[Task prompt]
Wherever the string "source" appears, copy the whole line.

[Entries provided]
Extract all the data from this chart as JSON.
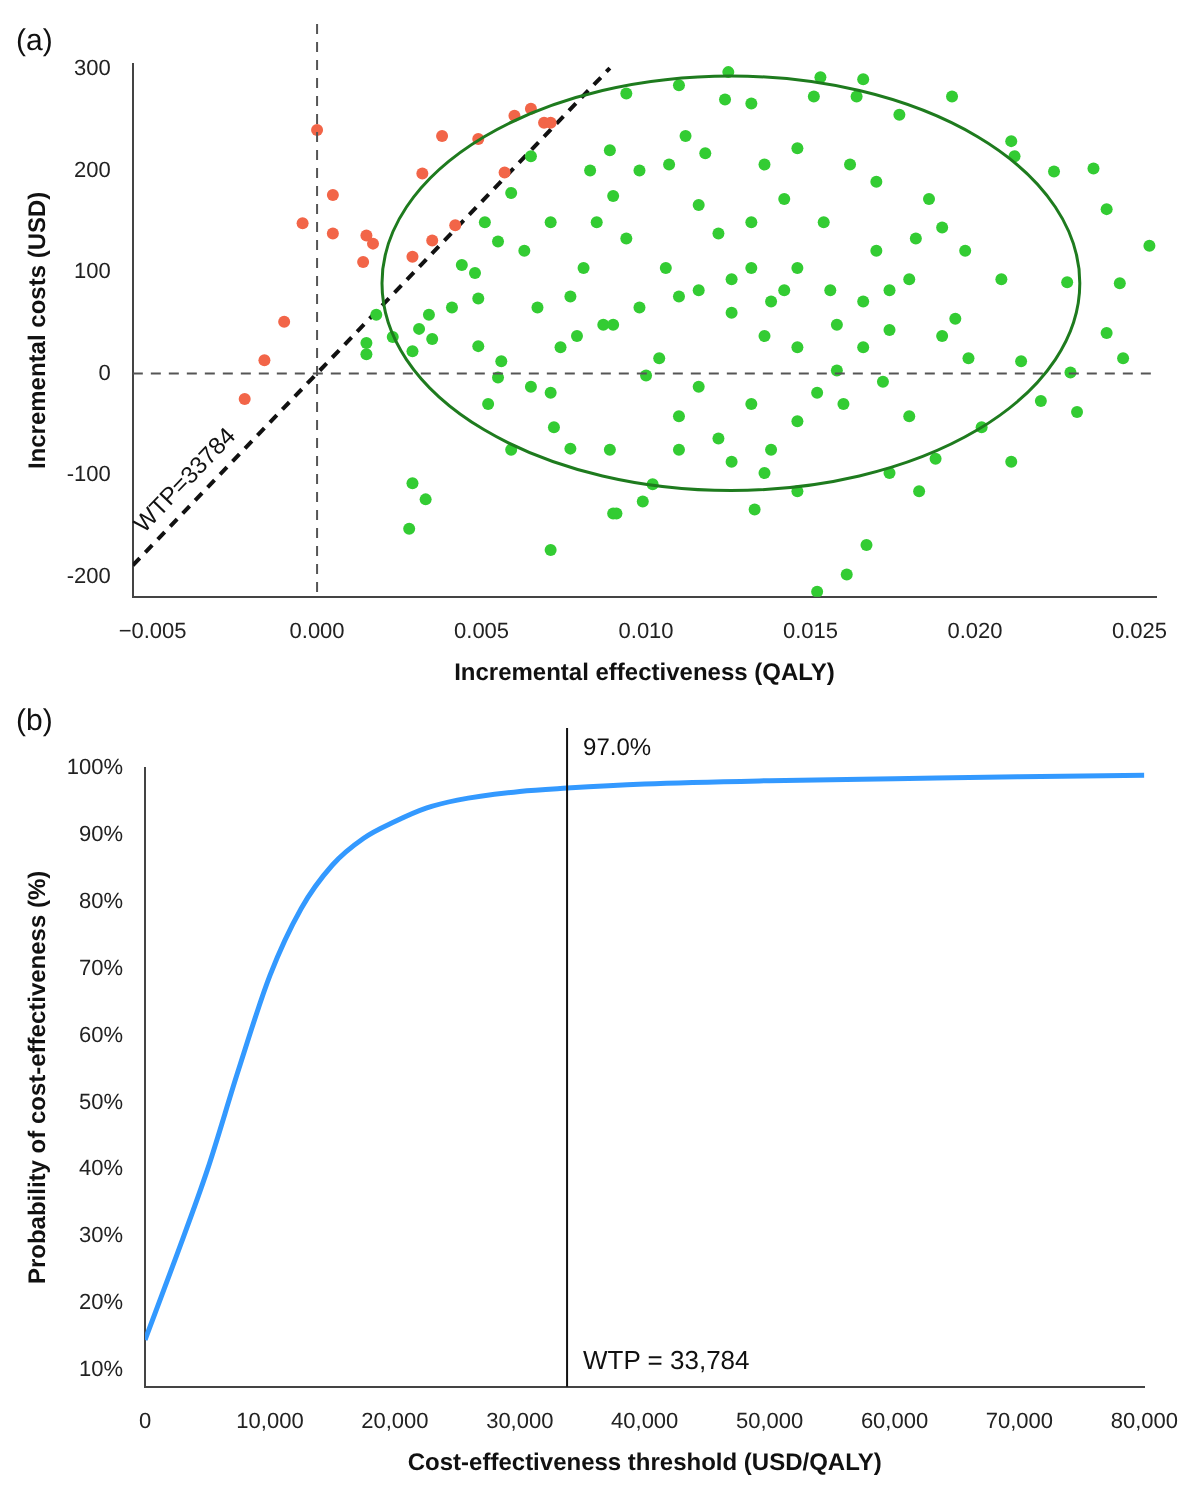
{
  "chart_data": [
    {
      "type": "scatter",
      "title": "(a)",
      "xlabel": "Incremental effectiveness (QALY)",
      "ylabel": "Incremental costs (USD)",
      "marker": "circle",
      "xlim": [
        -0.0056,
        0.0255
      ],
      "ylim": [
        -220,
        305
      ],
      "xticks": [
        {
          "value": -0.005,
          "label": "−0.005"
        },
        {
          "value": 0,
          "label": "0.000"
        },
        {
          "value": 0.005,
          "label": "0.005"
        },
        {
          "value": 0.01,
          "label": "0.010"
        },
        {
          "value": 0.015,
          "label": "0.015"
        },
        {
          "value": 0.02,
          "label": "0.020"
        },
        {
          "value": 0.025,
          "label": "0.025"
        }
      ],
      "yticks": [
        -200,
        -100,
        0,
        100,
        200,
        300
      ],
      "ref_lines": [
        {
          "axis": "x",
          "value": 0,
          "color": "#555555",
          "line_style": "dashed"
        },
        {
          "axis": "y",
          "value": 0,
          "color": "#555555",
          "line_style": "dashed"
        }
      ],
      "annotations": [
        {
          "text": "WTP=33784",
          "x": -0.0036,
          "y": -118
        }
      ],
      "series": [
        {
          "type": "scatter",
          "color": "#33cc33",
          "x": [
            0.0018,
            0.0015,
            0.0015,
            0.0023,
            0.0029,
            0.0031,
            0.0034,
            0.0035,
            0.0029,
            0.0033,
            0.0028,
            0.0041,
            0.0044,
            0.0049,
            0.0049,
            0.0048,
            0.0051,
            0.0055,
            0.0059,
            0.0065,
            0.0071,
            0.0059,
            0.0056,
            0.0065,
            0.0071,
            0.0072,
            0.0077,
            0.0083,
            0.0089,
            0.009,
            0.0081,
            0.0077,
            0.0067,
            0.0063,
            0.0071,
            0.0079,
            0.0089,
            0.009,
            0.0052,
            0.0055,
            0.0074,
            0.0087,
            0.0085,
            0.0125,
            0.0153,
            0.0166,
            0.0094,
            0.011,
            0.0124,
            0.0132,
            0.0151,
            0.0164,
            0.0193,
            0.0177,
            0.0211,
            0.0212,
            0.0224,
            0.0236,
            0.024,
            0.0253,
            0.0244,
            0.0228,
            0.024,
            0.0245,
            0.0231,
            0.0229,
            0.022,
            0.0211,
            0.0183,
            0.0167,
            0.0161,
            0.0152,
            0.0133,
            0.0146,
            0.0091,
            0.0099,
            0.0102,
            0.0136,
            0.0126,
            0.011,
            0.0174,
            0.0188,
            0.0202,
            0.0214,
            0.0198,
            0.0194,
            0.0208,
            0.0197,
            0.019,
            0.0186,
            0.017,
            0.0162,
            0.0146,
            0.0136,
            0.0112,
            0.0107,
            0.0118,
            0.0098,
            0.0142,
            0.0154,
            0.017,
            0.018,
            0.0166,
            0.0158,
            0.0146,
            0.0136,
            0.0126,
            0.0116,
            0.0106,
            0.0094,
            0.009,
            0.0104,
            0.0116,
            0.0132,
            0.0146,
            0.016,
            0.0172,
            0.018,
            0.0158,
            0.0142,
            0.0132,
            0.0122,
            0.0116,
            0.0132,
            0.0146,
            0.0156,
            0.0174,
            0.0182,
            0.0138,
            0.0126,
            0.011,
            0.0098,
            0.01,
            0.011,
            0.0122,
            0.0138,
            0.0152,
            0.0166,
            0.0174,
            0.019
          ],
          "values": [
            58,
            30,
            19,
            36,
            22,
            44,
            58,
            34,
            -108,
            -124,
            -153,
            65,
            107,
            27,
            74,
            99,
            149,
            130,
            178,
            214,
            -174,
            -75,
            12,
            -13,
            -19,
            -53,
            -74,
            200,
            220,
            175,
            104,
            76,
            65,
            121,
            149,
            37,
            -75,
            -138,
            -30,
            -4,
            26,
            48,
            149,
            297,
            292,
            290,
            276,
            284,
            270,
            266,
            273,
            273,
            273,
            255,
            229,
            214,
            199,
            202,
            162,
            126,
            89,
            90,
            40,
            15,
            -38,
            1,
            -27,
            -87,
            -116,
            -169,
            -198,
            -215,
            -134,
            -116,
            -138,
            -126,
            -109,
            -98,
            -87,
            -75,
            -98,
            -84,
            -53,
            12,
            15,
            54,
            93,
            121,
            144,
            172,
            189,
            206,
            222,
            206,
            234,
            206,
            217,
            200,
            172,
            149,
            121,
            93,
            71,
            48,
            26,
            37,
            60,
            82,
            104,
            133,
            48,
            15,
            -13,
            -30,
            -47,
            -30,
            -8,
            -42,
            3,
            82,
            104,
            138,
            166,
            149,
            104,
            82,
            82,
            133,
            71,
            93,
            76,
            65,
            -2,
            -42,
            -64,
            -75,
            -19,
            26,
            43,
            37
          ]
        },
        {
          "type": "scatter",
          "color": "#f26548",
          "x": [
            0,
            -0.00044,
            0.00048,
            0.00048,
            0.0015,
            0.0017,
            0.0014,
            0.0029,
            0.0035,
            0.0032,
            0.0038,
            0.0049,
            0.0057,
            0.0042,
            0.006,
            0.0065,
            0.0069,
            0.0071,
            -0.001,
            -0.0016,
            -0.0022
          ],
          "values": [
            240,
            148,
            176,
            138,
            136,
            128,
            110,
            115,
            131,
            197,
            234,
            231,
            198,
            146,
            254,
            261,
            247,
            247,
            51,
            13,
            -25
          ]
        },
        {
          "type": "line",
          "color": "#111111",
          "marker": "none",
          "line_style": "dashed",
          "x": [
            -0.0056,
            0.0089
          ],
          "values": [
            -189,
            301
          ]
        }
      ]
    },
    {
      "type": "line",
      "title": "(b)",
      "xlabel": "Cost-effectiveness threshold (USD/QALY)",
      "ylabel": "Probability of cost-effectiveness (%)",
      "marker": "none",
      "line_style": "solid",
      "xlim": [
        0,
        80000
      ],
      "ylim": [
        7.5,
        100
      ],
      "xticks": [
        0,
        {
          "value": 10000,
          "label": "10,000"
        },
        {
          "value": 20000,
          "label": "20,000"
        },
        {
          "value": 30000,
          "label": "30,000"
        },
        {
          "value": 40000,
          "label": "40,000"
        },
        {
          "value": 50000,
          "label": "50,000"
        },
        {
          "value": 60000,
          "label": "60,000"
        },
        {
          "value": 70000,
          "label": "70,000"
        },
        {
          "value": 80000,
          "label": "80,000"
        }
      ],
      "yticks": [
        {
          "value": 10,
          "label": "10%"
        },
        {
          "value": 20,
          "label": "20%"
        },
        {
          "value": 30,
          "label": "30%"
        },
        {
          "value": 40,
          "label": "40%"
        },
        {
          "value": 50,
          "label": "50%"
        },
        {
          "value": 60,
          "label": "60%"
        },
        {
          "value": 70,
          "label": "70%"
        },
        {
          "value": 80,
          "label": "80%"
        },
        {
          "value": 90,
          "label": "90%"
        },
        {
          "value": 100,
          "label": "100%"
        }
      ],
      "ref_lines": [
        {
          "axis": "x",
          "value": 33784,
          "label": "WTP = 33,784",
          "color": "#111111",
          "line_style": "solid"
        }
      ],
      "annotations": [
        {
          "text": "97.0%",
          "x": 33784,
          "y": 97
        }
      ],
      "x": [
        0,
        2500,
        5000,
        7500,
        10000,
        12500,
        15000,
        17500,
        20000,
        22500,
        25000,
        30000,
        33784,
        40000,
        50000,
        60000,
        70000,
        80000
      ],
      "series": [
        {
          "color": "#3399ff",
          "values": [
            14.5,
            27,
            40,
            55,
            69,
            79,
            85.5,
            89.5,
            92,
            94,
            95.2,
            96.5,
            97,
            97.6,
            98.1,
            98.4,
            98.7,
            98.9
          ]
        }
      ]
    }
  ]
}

--

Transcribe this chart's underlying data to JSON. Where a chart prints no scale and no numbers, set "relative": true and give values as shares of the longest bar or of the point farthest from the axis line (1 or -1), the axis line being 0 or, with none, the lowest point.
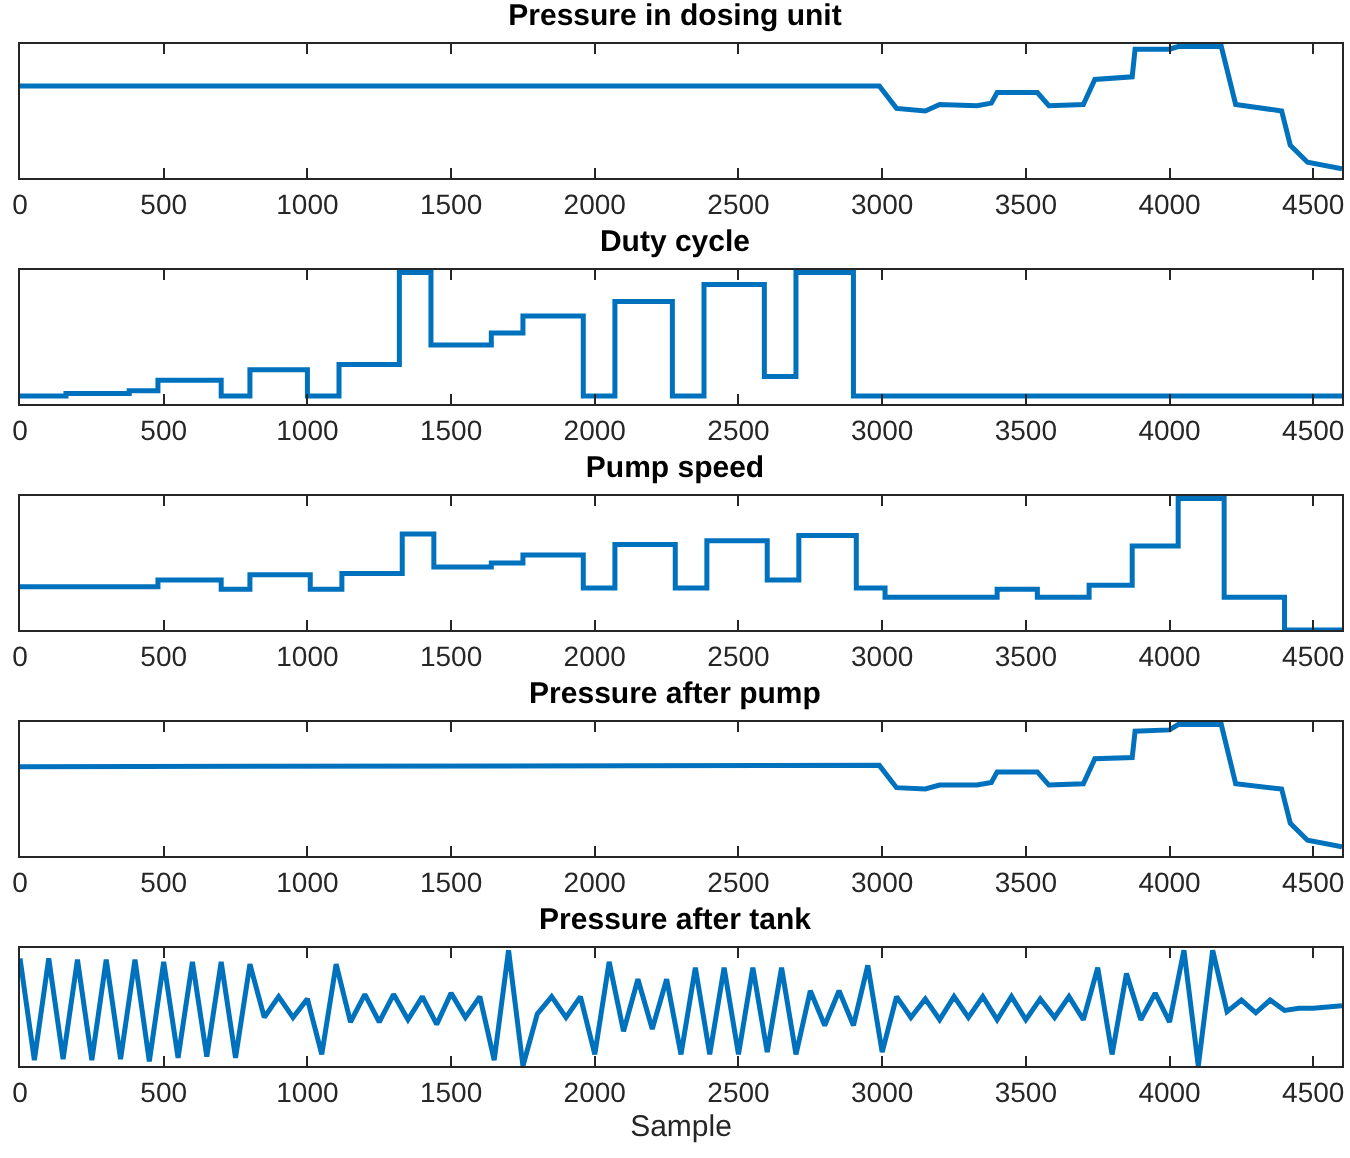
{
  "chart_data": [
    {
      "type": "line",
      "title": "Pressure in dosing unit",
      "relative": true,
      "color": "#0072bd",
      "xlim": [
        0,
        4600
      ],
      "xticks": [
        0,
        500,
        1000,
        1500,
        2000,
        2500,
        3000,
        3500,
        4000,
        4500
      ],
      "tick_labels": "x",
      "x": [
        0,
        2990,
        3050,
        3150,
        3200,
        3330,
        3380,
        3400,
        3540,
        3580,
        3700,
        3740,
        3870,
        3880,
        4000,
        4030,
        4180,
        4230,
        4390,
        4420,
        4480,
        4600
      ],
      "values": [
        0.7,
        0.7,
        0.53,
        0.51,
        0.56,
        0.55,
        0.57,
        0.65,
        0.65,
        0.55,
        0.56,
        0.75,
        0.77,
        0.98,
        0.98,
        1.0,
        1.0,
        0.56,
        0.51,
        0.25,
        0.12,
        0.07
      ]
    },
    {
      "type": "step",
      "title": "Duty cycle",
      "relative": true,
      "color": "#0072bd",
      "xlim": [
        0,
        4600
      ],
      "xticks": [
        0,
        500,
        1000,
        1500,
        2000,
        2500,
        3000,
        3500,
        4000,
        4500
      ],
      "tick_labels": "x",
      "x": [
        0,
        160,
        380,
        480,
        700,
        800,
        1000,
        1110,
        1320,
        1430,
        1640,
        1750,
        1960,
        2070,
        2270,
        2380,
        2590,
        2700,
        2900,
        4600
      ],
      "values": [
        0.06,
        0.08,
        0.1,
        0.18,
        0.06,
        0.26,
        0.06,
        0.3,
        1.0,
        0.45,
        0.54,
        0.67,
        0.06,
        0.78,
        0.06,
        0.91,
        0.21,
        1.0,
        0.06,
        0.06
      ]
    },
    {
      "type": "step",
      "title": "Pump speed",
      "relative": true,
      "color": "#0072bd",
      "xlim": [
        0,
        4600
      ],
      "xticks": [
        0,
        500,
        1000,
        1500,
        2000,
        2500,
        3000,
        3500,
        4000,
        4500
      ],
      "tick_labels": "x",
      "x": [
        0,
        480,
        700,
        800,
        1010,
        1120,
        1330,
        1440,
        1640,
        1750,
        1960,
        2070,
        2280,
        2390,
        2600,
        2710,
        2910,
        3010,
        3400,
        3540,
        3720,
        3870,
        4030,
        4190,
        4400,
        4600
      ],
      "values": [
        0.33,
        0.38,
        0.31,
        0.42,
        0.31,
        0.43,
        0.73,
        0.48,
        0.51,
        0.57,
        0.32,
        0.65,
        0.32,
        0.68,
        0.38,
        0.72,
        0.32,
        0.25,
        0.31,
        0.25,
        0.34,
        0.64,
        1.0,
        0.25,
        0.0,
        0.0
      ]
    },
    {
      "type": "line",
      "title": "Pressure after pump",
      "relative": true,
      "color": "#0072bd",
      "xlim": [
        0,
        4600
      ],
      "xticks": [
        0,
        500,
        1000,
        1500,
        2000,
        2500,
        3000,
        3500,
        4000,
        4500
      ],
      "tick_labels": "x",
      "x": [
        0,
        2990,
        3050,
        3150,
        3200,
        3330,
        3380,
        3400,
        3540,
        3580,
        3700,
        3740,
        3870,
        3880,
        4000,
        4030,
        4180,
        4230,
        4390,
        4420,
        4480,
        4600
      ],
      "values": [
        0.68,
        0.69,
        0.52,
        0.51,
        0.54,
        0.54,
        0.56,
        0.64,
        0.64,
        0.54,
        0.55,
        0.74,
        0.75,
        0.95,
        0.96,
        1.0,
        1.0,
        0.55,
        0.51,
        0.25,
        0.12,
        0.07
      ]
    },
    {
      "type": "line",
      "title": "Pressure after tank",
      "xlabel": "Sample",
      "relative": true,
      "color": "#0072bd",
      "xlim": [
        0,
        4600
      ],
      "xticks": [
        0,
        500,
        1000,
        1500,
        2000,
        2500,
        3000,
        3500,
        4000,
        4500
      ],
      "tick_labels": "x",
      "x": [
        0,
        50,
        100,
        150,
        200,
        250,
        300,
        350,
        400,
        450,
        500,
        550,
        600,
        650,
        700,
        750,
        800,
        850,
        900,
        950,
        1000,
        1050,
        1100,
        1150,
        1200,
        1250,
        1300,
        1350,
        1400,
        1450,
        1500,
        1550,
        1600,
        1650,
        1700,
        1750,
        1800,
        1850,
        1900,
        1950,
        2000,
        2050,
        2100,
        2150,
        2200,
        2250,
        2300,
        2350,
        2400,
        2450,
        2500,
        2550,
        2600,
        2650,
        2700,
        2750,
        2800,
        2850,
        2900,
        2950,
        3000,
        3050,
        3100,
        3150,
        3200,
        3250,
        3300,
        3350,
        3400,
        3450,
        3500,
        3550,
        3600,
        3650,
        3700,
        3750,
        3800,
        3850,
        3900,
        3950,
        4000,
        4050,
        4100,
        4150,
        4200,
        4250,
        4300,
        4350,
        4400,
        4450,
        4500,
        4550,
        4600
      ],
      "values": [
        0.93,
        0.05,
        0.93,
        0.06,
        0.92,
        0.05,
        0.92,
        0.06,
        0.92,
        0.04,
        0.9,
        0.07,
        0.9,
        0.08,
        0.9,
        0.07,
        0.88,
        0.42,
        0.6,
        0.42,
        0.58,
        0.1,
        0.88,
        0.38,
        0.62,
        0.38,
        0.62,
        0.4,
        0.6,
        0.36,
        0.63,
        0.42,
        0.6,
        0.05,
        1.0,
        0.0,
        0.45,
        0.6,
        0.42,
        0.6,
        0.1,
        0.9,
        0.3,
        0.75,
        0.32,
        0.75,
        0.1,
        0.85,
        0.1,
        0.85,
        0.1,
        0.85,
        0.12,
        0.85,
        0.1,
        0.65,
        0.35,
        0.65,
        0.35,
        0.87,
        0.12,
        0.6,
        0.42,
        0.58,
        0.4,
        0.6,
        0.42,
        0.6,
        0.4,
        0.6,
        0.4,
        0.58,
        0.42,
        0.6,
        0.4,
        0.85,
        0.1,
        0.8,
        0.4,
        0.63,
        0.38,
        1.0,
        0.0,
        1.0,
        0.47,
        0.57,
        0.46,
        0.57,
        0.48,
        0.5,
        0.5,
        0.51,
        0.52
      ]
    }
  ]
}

--

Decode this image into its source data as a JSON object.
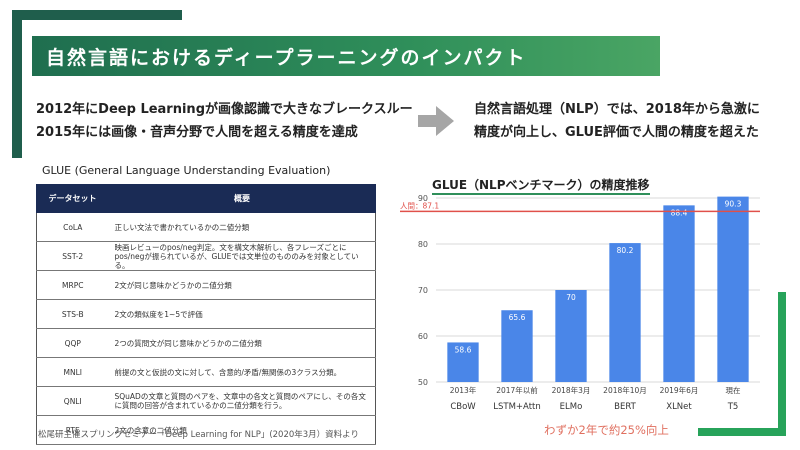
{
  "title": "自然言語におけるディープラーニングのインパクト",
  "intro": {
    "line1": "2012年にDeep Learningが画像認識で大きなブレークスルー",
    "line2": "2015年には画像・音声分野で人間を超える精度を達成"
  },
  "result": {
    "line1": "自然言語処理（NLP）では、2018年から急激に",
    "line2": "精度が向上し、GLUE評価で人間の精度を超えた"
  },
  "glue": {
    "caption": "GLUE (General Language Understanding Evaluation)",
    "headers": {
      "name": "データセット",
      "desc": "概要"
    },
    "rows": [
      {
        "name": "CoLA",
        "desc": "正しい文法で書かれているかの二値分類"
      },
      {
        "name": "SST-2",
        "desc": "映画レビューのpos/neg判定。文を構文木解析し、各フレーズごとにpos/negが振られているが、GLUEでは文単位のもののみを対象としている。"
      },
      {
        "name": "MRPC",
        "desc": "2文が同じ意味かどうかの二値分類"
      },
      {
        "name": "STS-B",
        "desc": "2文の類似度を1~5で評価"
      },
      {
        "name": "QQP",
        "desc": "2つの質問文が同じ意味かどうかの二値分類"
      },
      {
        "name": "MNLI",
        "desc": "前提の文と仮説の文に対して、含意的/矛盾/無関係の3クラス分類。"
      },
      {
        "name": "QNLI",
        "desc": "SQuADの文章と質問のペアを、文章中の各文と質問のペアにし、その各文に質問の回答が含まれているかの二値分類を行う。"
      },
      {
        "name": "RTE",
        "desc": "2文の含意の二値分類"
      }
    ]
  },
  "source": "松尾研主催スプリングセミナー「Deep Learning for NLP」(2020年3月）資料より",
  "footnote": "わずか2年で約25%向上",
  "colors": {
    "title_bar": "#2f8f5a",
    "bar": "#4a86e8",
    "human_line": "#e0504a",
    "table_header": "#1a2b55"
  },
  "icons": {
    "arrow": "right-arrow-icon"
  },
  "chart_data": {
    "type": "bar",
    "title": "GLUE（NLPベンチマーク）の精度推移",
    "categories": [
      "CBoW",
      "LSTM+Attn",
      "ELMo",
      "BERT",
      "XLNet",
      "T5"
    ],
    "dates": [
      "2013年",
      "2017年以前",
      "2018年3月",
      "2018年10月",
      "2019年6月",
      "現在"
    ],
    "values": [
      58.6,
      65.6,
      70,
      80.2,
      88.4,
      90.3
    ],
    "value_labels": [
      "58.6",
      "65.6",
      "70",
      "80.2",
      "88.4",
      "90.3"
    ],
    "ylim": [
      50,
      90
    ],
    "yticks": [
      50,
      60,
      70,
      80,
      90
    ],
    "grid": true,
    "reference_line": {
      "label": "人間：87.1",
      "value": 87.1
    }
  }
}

[Answer for this exercise]
Decode this image into its source data as a JSON object.
  "source": "松尾研主催スプリングセミナー「Deep Learning for NLP」(2020年3月）資料より",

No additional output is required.